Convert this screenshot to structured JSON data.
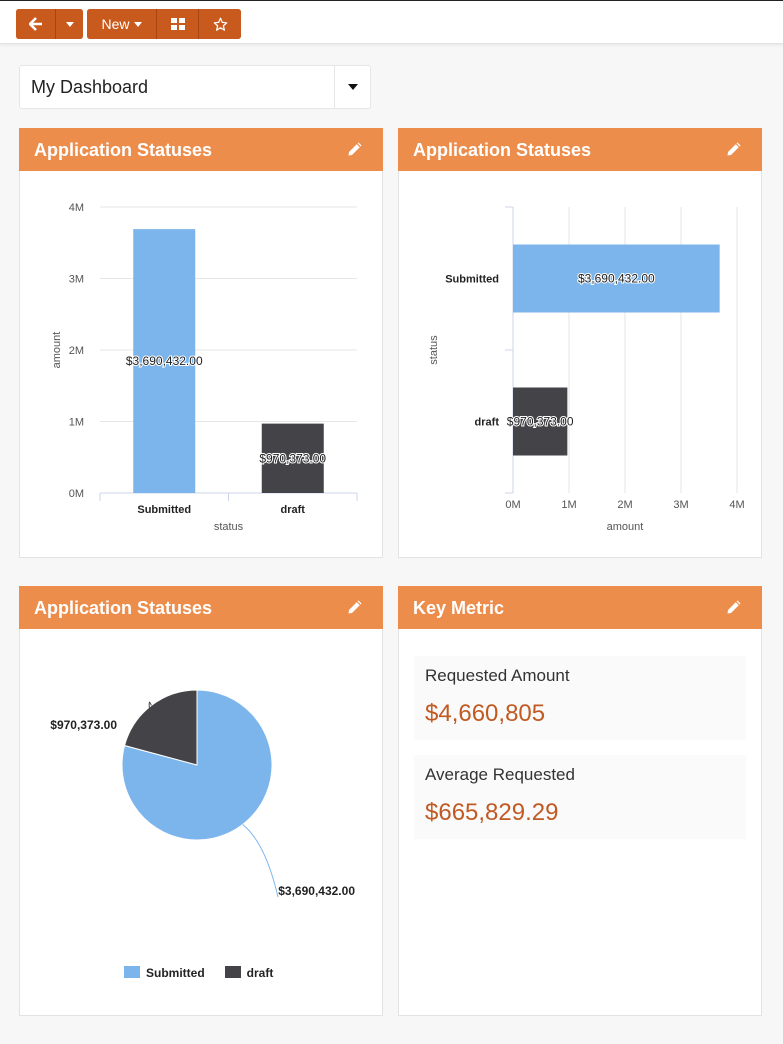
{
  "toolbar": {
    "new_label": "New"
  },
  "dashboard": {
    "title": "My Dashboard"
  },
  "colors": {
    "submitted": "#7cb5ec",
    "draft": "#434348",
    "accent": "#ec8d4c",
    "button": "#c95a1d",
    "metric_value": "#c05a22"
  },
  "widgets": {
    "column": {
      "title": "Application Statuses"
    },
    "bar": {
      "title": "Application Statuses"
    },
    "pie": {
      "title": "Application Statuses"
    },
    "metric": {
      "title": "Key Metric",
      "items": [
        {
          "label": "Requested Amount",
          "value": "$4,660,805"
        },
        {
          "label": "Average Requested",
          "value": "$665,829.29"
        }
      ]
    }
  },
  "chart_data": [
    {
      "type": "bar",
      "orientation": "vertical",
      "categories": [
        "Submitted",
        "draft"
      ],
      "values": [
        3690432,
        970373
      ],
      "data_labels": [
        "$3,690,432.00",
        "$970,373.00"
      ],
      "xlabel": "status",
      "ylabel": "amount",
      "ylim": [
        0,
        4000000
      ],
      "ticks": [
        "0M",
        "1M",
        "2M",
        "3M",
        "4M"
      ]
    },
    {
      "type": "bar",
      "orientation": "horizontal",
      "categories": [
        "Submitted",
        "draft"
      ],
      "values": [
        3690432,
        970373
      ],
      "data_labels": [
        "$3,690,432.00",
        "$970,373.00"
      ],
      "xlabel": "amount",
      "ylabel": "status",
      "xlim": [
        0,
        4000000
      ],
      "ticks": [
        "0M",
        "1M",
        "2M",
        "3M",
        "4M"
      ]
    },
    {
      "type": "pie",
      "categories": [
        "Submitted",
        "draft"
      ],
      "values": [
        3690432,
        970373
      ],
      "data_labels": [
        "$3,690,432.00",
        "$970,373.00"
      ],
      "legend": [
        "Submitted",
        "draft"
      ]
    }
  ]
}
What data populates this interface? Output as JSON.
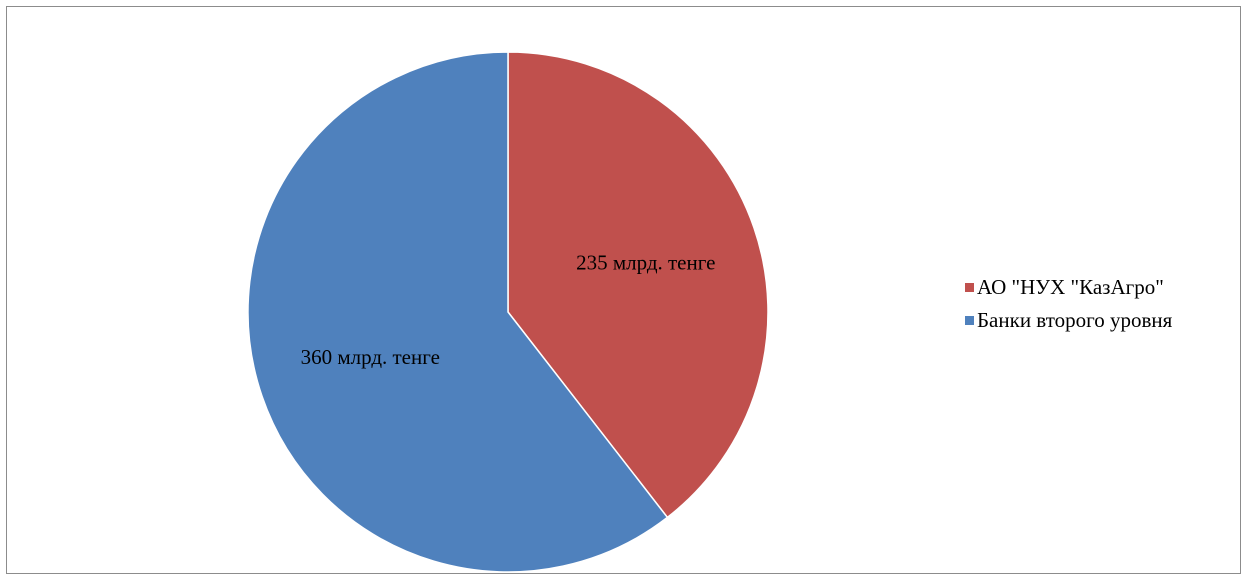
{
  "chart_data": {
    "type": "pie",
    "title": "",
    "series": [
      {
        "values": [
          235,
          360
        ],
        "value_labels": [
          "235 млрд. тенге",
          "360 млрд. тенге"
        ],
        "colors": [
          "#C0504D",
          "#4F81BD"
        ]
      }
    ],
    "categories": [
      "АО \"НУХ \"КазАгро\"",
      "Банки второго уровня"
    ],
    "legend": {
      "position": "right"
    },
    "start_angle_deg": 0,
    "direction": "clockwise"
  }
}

> _Prompt_: Repeat the material above in full and exactly, omitting the pictures.

> _Full answer_:
Convert this screenshot to structured JSON data.
{
  "toolbar": {
    "new_label": "New"
  },
  "dashboard": {
    "title": "My Dashboard"
  },
  "colors": {
    "submitted": "#7cb5ec",
    "draft": "#434348",
    "accent": "#ec8d4c",
    "button": "#c95a1d",
    "metric_value": "#c05a22"
  },
  "widgets": {
    "column": {
      "title": "Application Statuses"
    },
    "bar": {
      "title": "Application Statuses"
    },
    "pie": {
      "title": "Application Statuses"
    },
    "metric": {
      "title": "Key Metric",
      "items": [
        {
          "label": "Requested Amount",
          "value": "$4,660,805"
        },
        {
          "label": "Average Requested",
          "value": "$665,829.29"
        }
      ]
    }
  },
  "chart_data": [
    {
      "type": "bar",
      "orientation": "vertical",
      "categories": [
        "Submitted",
        "draft"
      ],
      "values": [
        3690432,
        970373
      ],
      "data_labels": [
        "$3,690,432.00",
        "$970,373.00"
      ],
      "xlabel": "status",
      "ylabel": "amount",
      "ylim": [
        0,
        4000000
      ],
      "ticks": [
        "0M",
        "1M",
        "2M",
        "3M",
        "4M"
      ]
    },
    {
      "type": "bar",
      "orientation": "horizontal",
      "categories": [
        "Submitted",
        "draft"
      ],
      "values": [
        3690432,
        970373
      ],
      "data_labels": [
        "$3,690,432.00",
        "$970,373.00"
      ],
      "xlabel": "amount",
      "ylabel": "status",
      "xlim": [
        0,
        4000000
      ],
      "ticks": [
        "0M",
        "1M",
        "2M",
        "3M",
        "4M"
      ]
    },
    {
      "type": "pie",
      "categories": [
        "Submitted",
        "draft"
      ],
      "values": [
        3690432,
        970373
      ],
      "data_labels": [
        "$3,690,432.00",
        "$970,373.00"
      ],
      "legend": [
        "Submitted",
        "draft"
      ]
    }
  ]
}
What data populates this interface? Output as JSON.
{
  "chart_data": {
    "type": "pie",
    "title": "",
    "series": [
      {
        "values": [
          235,
          360
        ],
        "value_labels": [
          "235 млрд. тенге",
          "360 млрд. тенге"
        ],
        "colors": [
          "#C0504D",
          "#4F81BD"
        ]
      }
    ],
    "categories": [
      "АО \"НУХ \"КазАгро\"",
      "Банки второго уровня"
    ],
    "legend": {
      "position": "right"
    },
    "start_angle_deg": 0,
    "direction": "clockwise"
  }
}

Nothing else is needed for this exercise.